** Written instruction **
Extract every line of the records, starting with the first one and going on through the line with "humidity-tick-30: 30 [2,467,14,478]", including that line, and copy each one without any change.

— START Dataset rows —

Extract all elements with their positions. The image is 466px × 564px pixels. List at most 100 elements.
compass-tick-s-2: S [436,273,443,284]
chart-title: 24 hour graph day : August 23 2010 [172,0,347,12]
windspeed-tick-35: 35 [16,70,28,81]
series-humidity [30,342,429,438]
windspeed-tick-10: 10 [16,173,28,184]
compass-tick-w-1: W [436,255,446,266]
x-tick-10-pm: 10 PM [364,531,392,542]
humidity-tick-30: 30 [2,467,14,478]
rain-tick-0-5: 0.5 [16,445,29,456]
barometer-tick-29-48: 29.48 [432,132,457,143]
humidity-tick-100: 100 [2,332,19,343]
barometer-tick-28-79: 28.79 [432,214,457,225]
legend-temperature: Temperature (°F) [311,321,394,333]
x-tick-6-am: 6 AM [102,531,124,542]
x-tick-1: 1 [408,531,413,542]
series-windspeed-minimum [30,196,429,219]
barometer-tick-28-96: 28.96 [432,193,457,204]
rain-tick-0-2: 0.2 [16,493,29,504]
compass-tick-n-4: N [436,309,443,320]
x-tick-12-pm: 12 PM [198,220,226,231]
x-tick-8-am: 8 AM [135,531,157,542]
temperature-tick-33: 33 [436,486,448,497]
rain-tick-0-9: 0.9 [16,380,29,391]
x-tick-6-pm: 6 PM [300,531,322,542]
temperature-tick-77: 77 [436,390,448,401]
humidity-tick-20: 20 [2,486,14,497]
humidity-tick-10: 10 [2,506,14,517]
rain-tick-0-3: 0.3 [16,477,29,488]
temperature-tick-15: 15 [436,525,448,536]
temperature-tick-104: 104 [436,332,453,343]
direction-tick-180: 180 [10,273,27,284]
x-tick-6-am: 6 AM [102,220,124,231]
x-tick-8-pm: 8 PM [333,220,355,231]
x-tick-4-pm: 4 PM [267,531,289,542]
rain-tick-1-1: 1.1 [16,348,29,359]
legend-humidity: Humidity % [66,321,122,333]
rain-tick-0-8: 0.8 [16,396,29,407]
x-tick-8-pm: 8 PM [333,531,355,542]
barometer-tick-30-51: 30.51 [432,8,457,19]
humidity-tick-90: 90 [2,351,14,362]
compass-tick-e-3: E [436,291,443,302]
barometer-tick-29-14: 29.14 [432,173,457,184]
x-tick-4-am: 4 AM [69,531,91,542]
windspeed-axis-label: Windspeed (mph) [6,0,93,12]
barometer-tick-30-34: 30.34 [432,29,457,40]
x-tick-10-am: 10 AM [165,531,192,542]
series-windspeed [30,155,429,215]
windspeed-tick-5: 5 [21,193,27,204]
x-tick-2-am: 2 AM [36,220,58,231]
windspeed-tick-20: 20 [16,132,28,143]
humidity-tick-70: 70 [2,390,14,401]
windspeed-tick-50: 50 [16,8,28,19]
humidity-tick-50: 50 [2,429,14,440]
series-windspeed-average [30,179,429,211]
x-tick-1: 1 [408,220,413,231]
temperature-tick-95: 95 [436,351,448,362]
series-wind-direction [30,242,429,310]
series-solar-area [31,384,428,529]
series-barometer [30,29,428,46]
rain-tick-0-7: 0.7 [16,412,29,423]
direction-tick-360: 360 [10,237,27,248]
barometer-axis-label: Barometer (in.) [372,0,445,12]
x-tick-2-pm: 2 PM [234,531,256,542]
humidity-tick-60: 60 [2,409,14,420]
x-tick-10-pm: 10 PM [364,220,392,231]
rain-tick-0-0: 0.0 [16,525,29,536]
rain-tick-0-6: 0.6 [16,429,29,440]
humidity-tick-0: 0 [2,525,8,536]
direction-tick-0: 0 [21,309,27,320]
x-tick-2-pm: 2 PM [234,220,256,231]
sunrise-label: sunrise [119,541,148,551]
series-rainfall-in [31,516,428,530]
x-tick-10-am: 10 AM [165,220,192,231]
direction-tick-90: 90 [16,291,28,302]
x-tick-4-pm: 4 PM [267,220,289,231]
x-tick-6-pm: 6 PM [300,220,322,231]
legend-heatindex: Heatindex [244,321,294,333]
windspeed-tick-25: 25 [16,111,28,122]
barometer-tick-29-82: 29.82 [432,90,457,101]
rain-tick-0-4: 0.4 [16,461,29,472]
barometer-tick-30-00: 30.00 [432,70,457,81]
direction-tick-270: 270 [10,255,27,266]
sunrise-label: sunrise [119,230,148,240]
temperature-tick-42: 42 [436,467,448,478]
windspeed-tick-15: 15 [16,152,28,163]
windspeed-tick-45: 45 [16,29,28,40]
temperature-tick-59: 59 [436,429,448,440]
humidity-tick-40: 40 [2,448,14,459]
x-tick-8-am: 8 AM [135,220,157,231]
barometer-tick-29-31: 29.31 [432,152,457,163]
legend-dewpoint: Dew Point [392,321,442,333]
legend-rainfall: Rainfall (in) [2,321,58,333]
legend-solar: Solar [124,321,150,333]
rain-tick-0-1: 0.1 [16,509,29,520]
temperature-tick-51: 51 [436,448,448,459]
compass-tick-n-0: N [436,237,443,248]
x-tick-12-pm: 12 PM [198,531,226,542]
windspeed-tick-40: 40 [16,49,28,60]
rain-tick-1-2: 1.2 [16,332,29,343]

— END Dataset rows —

** The output **
Extract all elements with their positions. The image is 466px × 564px pixels. List at most 100 elements.
compass-tick-s-2: S [436,273,443,284]
chart-title: 24 hour graph day : August 23 2010 [172,0,347,12]
windspeed-tick-35: 35 [16,70,28,81]
series-humidity [30,342,429,438]
windspeed-tick-10: 10 [16,173,28,184]
compass-tick-w-1: W [436,255,446,266]
x-tick-10-pm: 10 PM [364,531,392,542]
humidity-tick-30: 30 [2,467,14,478]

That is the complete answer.